▶ [Aim of the exercise]: Copy out the material below word for word, leaving out the pictures.

▶ [Recorded information]:

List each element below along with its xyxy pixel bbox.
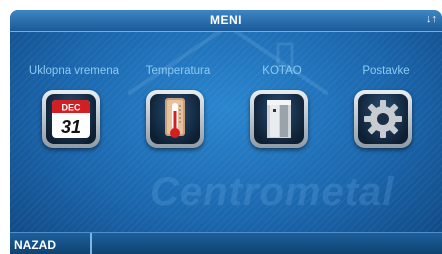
back-button[interactable]: NAZAD [10,233,92,254]
tile-label: Postavke [362,65,410,77]
signal-arrows-icon: ↓↑ [426,13,437,25]
postavke-button[interactable] [354,90,412,148]
gear-icon [358,94,408,144]
boiler-icon [254,94,304,144]
back-button-label: NAZAD [14,238,56,252]
uklopna-vremena-button[interactable]: DEC 31 [42,90,100,148]
meni-screen: Centrometal MENI ↓↑ Uklopna vremena DEC … [10,10,442,254]
tile-kotao[interactable]: KOTAO [230,65,334,175]
kotao-button[interactable] [250,90,308,148]
tile-uklopna-vremena[interactable]: Uklopna vremena DEC 31 [22,65,126,175]
calendar-icon: DEC 31 [46,94,96,144]
temperatura-button[interactable] [146,90,204,148]
thermometer-icon [150,94,200,144]
calendar-day: 31 [61,117,81,137]
tile-postavke[interactable]: Postavke [334,65,438,175]
page-title: MENI [210,13,242,27]
brand-watermark: Centrometal [150,170,395,214]
header-bar: MENI ↓↑ [10,10,442,32]
tile-temperatura[interactable]: Temperatura [126,65,230,175]
footer-bar: NAZAD [10,232,442,254]
calendar-month: DEC [61,103,81,113]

▶ [Answer for the task]:
List each element below along with its xyxy pixel bbox.
back-button[interactable]: NAZAD [10,233,92,254]
tile-label: Postavke [362,65,410,77]
signal-arrows-icon: ↓↑ [426,13,437,25]
postavke-button[interactable] [354,90,412,148]
gear-icon [358,94,408,144]
boiler-icon [254,94,304,144]
back-button-label: NAZAD [14,238,56,252]
uklopna-vremena-button[interactable]: DEC 31 [42,90,100,148]
meni-screen: Centrometal MENI ↓↑ Uklopna vremena DEC … [10,10,442,254]
tile-kotao[interactable]: KOTAO [230,65,334,175]
kotao-button[interactable] [250,90,308,148]
tile-uklopna-vremena[interactable]: Uklopna vremena DEC 31 [22,65,126,175]
calendar-icon: DEC 31 [46,94,96,144]
temperatura-button[interactable] [146,90,204,148]
thermometer-icon [150,94,200,144]
calendar-day: 31 [61,117,81,137]
tile-postavke[interactable]: Postavke [334,65,438,175]
page-title: MENI [210,13,242,27]
brand-watermark: Centrometal [150,170,395,214]
header-bar: MENI ↓↑ [10,10,442,32]
tile-temperatura[interactable]: Temperatura [126,65,230,175]
footer-bar: NAZAD [10,232,442,254]
calendar-month: DEC [61,103,81,113]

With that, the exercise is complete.